Exercise input:
* * * * * * * * *

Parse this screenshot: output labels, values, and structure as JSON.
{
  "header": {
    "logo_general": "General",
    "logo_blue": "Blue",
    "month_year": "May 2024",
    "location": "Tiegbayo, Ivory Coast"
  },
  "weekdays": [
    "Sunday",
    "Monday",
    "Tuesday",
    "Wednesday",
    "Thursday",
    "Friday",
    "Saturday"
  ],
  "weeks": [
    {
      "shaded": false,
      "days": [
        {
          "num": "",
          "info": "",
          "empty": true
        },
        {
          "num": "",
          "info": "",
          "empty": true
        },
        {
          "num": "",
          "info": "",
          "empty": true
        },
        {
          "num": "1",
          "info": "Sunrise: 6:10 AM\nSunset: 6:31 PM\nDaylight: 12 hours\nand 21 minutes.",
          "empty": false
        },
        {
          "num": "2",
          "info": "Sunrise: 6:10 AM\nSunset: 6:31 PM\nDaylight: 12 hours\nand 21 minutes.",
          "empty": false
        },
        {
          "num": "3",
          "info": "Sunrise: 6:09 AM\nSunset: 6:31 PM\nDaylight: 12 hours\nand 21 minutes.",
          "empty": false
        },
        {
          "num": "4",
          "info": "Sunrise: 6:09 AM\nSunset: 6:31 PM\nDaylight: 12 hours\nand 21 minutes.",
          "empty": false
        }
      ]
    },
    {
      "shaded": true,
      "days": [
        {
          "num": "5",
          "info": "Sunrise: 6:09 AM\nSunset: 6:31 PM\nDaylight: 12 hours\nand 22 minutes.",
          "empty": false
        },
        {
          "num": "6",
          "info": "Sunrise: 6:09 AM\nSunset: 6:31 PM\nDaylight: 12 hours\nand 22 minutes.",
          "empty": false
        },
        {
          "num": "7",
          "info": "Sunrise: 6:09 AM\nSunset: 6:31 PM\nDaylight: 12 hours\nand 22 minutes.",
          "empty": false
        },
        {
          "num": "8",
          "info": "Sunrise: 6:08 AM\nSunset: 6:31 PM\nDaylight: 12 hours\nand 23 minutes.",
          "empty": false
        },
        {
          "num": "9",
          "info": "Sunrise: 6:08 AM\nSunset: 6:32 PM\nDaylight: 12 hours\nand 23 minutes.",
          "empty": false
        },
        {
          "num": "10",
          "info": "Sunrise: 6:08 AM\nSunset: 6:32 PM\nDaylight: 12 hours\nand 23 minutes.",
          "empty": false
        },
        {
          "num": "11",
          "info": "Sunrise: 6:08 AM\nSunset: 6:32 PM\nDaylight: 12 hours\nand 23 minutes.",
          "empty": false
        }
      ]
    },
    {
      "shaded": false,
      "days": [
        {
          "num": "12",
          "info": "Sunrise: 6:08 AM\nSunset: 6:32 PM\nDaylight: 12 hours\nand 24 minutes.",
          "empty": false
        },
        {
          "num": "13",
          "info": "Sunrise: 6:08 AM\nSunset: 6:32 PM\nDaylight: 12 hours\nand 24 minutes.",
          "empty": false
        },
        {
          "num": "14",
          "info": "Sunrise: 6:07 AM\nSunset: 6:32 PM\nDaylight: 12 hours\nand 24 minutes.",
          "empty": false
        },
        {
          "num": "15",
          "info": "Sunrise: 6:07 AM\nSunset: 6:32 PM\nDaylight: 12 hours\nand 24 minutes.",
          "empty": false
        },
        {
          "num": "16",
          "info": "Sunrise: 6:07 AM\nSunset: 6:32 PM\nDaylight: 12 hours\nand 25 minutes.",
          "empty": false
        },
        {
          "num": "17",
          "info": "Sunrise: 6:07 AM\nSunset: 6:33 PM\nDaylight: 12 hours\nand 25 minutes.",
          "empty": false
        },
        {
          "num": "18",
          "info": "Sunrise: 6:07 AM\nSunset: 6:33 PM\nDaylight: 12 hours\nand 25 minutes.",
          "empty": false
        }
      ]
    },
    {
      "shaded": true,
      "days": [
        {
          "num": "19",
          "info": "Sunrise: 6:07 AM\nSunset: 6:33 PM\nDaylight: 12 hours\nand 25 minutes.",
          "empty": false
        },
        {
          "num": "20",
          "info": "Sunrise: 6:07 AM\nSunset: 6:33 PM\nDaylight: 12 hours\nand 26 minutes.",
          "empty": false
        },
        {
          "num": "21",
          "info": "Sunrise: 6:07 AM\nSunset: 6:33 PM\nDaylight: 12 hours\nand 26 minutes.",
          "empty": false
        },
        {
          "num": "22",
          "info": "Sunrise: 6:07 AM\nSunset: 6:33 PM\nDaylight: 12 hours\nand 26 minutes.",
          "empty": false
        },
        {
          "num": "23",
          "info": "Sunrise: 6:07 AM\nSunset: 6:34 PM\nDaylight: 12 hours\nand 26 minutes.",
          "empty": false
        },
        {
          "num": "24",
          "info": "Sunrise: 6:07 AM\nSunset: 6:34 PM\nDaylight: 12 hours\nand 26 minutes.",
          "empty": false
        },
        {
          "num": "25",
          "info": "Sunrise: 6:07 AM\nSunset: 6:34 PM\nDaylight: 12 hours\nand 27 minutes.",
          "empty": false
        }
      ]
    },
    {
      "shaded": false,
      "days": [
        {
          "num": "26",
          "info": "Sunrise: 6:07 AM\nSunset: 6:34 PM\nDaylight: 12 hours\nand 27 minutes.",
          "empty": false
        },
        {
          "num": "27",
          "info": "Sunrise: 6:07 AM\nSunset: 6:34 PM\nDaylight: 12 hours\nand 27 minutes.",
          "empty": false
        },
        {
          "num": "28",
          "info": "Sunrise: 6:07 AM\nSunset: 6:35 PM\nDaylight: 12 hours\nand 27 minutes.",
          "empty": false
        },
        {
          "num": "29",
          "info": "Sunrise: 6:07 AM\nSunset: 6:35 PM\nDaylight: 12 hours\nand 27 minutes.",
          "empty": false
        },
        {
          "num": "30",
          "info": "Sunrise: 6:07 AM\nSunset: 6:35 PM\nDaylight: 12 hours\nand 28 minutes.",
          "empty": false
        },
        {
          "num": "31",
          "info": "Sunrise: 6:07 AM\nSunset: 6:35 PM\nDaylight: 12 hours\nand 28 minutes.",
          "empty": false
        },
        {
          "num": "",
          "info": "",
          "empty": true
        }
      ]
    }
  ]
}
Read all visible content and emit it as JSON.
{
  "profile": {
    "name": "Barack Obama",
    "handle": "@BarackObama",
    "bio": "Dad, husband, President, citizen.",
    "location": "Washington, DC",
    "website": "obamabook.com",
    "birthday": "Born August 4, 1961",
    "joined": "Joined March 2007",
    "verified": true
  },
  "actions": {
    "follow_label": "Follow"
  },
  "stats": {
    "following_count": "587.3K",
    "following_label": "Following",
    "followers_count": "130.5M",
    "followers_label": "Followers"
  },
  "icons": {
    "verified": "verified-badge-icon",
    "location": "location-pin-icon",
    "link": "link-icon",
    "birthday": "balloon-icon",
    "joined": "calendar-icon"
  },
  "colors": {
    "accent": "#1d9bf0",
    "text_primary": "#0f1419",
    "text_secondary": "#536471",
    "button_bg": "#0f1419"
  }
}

* * * * * * * * *

Task details:
Each line containing the word "birthday" counts once; say how many such lines there are, giving only the number.

Written solution:
2